*DIRECTIVE*
Copy out every line of the records where the string "odds" occurs.

*DATA SECTION*
....

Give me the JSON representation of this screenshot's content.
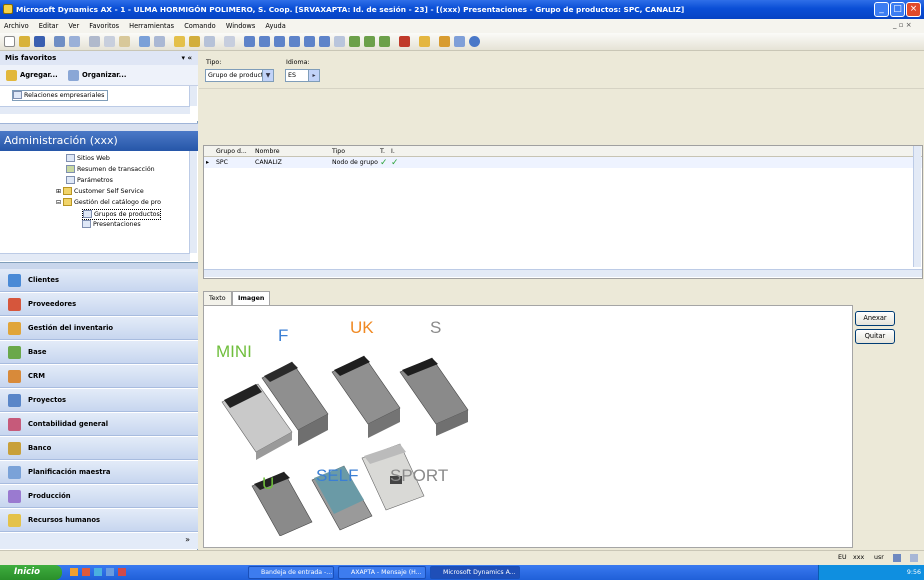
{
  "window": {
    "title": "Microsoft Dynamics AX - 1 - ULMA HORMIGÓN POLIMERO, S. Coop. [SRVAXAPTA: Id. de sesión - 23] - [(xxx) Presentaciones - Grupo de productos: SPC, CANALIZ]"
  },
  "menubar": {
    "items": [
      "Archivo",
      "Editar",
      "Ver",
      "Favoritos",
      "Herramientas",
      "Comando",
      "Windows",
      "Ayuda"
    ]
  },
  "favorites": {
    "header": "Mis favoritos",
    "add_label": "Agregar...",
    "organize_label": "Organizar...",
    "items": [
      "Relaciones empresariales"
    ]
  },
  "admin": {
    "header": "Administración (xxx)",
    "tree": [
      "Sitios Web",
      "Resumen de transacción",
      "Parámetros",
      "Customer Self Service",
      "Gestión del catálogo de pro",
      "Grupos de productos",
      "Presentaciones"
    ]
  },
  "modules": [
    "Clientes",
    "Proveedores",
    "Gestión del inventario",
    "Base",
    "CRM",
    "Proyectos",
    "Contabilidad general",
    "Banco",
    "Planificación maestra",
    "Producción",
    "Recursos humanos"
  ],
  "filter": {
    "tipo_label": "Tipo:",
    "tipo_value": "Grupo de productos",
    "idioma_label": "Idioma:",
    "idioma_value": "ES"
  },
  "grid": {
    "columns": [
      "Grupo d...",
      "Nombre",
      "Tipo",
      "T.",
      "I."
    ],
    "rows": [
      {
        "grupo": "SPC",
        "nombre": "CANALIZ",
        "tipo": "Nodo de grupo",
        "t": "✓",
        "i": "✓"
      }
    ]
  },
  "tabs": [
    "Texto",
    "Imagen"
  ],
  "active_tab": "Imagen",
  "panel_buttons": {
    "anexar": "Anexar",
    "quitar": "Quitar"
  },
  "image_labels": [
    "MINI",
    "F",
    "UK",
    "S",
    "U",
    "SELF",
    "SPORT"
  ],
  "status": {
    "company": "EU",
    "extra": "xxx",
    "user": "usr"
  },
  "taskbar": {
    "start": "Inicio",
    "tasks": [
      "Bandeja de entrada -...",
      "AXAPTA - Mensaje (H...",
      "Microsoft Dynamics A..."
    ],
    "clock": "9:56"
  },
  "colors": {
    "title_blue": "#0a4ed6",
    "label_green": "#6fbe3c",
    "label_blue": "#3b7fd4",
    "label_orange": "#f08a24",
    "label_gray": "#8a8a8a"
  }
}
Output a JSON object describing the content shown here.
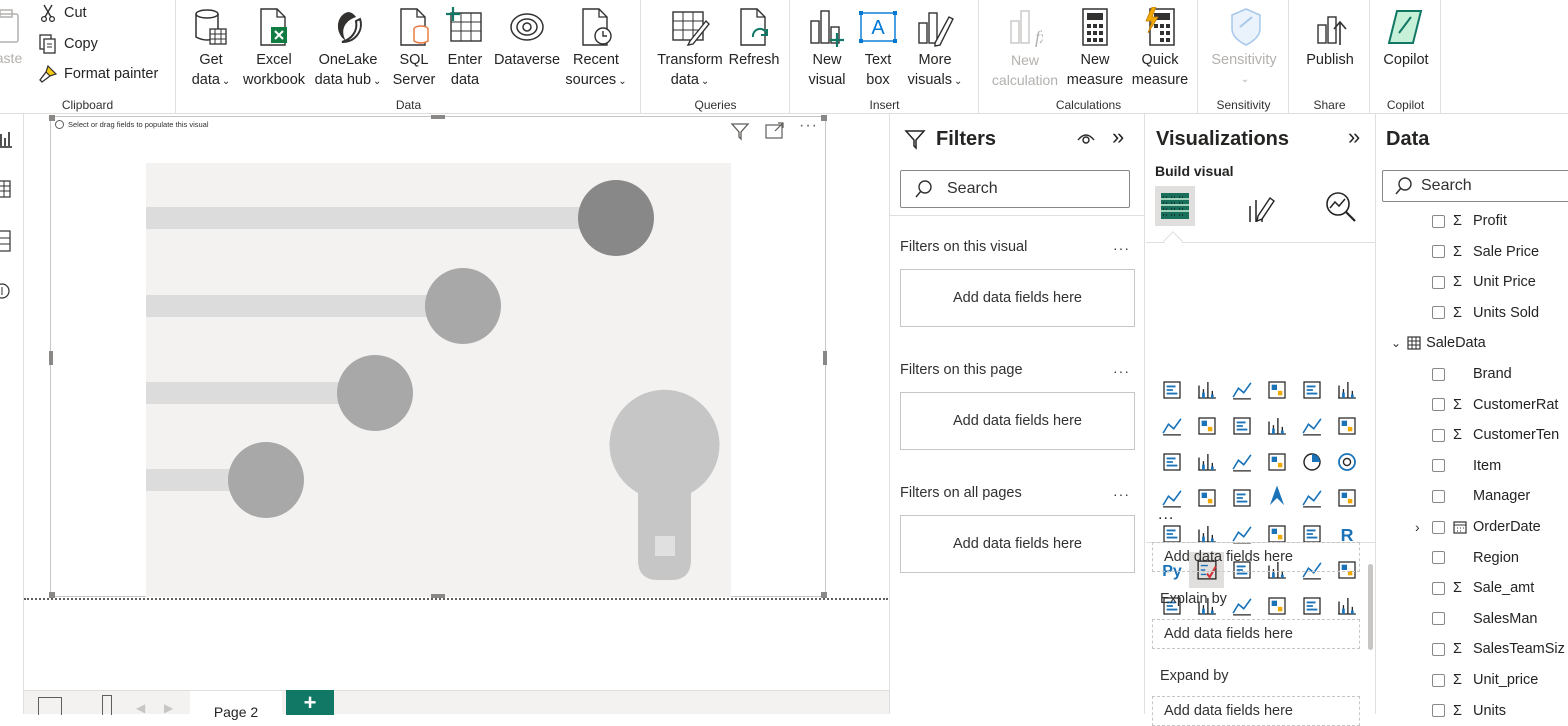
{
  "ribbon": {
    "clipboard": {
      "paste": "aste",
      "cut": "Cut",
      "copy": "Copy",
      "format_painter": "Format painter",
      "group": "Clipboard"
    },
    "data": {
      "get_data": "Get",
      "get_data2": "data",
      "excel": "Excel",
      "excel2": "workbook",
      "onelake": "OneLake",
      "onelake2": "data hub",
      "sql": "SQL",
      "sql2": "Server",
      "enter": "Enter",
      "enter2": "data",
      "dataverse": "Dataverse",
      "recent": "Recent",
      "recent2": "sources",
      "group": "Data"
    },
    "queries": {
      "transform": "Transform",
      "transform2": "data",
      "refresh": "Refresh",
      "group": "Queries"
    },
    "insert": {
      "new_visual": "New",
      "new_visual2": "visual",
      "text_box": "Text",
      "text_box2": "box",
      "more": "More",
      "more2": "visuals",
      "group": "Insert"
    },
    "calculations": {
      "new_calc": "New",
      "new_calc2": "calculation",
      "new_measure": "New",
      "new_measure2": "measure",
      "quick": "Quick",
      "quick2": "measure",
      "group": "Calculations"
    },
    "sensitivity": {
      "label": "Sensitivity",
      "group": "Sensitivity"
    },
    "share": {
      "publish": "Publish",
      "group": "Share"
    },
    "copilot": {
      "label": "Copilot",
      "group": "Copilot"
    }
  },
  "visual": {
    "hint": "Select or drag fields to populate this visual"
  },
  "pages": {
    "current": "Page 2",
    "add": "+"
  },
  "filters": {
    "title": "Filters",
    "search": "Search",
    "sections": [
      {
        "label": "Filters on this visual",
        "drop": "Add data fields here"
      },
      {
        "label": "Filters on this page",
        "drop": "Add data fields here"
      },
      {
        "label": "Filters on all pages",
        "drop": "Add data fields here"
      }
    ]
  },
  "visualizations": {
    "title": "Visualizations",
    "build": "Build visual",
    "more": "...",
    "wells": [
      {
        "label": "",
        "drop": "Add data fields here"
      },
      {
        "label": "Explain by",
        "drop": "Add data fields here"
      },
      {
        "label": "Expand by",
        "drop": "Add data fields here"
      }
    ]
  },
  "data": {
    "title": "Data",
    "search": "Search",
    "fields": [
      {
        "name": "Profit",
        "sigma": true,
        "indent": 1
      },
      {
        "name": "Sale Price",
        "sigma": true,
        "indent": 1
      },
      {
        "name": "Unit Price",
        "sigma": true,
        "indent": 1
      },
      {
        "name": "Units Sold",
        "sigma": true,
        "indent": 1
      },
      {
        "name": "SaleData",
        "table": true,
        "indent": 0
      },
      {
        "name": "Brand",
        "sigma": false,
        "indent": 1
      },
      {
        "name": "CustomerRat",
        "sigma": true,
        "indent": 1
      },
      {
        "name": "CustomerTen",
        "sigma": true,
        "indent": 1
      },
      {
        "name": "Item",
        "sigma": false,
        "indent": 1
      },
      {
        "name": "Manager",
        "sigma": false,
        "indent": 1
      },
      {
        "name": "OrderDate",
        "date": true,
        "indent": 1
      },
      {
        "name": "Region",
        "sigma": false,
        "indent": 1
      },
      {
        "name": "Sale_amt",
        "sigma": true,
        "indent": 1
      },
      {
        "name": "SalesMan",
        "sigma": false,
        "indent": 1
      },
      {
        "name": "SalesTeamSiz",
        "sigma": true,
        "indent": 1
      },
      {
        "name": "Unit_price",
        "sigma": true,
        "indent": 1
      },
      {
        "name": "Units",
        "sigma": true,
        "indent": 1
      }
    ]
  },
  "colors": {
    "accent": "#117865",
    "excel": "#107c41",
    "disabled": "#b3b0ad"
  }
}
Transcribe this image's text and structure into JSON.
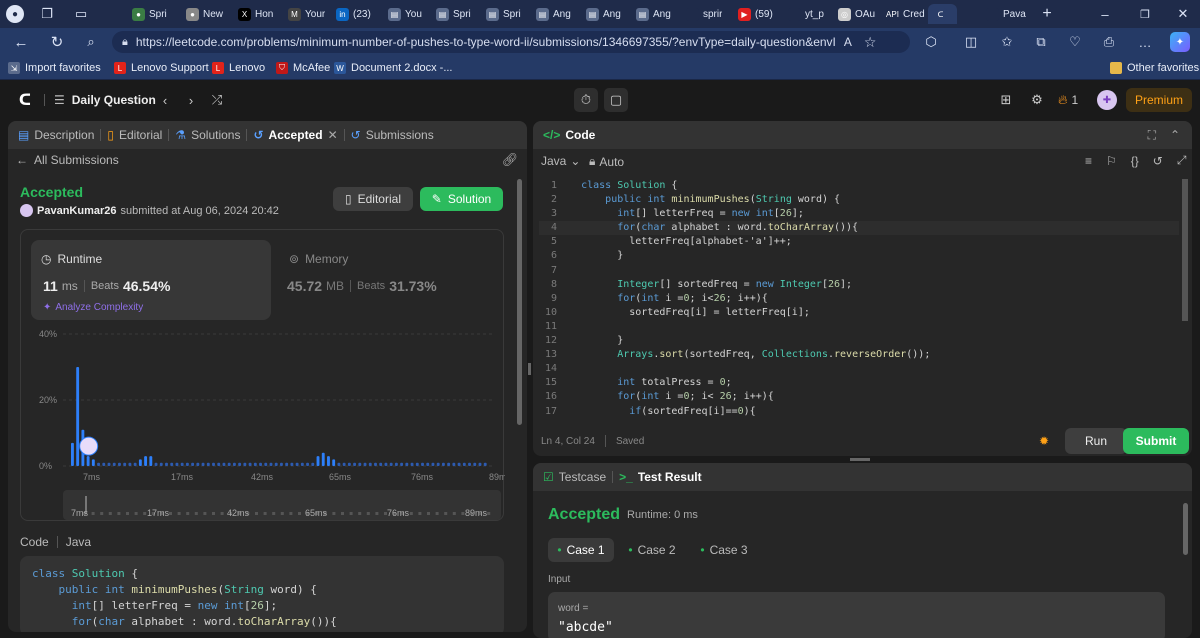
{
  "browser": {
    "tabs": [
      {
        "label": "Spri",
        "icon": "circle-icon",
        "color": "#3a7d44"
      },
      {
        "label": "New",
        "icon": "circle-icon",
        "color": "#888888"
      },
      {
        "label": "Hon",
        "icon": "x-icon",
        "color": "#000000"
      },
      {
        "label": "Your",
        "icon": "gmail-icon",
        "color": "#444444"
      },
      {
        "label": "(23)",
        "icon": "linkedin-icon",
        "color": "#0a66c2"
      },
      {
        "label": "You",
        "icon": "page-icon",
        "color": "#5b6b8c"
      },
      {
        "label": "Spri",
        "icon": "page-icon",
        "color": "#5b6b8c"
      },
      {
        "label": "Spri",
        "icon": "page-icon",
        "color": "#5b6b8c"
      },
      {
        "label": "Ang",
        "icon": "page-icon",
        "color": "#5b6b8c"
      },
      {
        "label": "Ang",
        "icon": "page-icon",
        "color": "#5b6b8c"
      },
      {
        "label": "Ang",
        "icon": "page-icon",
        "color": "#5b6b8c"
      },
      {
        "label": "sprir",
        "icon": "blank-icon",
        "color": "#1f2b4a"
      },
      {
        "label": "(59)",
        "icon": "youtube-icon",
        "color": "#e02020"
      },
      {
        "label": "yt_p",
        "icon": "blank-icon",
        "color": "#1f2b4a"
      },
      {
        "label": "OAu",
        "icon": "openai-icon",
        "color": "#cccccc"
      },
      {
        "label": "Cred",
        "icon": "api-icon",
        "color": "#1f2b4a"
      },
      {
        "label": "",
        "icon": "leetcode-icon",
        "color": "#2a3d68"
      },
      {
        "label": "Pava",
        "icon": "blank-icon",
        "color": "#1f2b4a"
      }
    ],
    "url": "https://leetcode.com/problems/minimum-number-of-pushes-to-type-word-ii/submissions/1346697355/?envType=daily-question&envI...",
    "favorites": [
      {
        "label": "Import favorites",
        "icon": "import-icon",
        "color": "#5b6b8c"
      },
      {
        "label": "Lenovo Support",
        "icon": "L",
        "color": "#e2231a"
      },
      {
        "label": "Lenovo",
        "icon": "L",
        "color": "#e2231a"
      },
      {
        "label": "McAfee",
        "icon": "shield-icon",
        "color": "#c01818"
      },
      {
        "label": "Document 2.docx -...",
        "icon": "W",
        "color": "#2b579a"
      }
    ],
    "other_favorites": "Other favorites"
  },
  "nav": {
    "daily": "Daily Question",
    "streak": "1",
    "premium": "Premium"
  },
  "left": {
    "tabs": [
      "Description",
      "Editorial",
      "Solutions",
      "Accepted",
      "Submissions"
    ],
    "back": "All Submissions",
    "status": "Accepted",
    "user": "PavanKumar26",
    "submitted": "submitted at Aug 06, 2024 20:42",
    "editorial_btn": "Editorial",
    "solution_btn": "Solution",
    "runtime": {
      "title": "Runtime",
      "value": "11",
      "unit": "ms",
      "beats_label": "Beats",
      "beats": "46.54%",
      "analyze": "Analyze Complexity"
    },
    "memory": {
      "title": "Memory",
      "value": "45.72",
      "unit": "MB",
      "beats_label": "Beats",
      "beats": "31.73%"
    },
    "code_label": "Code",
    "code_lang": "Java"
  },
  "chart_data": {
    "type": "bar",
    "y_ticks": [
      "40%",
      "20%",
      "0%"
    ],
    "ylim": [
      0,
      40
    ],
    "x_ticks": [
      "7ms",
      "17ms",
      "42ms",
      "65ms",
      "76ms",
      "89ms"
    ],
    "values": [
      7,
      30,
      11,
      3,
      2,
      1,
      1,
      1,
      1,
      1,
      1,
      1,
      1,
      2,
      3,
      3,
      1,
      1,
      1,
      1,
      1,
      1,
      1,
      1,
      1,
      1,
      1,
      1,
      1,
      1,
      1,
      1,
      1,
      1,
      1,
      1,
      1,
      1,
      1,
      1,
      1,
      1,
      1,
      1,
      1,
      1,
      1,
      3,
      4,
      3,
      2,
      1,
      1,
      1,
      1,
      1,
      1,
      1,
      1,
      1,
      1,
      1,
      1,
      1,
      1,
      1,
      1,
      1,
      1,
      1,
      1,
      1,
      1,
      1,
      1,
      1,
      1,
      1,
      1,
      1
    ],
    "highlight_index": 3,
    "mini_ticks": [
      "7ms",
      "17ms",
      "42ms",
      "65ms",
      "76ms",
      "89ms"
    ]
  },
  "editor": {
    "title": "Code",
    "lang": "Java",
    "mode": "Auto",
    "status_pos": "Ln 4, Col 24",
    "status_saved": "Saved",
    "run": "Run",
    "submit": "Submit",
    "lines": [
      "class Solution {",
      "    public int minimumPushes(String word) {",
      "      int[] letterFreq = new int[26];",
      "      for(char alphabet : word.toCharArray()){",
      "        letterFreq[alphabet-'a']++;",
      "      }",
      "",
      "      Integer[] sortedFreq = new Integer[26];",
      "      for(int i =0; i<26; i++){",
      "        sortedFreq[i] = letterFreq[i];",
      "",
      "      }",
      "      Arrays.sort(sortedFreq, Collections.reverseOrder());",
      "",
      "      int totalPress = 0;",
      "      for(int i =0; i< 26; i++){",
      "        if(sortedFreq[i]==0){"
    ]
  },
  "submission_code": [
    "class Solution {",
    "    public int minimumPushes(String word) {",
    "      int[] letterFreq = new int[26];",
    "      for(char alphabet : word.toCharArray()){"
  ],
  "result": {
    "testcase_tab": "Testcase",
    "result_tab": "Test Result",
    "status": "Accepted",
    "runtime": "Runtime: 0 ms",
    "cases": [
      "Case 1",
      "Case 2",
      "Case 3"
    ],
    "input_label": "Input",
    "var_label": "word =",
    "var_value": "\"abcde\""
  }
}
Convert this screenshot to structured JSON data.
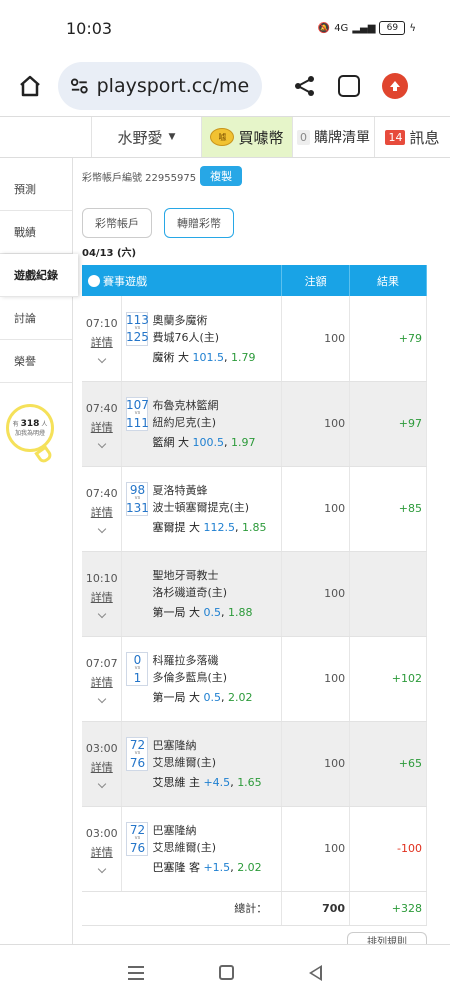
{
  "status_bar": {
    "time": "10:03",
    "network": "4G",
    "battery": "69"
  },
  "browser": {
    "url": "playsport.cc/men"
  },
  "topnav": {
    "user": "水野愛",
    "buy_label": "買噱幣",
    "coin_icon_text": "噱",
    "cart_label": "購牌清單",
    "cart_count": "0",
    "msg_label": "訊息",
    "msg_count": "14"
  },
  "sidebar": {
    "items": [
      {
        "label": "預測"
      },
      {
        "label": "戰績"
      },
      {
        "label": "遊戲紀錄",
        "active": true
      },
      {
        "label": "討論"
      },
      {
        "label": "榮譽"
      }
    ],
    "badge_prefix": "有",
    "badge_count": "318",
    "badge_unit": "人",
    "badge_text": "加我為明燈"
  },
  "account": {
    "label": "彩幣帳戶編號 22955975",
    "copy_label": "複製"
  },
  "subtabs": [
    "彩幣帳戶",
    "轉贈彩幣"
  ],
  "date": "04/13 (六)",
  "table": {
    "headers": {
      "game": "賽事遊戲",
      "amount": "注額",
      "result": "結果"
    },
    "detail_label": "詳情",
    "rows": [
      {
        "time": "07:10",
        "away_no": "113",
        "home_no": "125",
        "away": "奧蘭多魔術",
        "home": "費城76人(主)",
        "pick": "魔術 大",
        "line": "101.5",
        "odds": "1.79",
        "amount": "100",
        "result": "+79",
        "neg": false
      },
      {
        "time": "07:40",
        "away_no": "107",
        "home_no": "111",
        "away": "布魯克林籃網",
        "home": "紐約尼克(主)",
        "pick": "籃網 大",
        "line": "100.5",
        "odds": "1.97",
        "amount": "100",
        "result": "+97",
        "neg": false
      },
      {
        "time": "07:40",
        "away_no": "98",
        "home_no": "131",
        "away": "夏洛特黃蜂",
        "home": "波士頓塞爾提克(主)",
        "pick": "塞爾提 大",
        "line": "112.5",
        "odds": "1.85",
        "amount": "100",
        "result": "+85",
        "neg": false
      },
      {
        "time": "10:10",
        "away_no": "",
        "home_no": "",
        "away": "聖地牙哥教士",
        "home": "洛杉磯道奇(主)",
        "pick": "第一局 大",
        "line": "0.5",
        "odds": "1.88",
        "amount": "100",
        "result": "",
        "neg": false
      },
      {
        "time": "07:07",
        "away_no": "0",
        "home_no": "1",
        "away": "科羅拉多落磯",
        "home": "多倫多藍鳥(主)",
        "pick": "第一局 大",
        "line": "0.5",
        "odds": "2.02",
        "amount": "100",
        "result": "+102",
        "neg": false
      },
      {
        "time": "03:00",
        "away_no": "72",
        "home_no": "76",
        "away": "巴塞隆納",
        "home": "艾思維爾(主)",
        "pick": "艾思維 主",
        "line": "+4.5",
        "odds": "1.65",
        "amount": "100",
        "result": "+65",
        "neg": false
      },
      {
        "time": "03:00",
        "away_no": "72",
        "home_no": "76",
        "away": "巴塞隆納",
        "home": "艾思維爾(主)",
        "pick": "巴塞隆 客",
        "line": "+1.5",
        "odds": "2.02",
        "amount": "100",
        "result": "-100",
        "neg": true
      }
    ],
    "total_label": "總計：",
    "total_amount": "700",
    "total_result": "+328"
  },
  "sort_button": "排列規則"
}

....

*EXERCISE ANSWER*
        "odds": "1.79",
        "odds": "1.97",
        "odds": "1.85",
        "odds": "1.88",
        "odds": "2.02",
        "odds": "1.65",
        "odds": "2.02",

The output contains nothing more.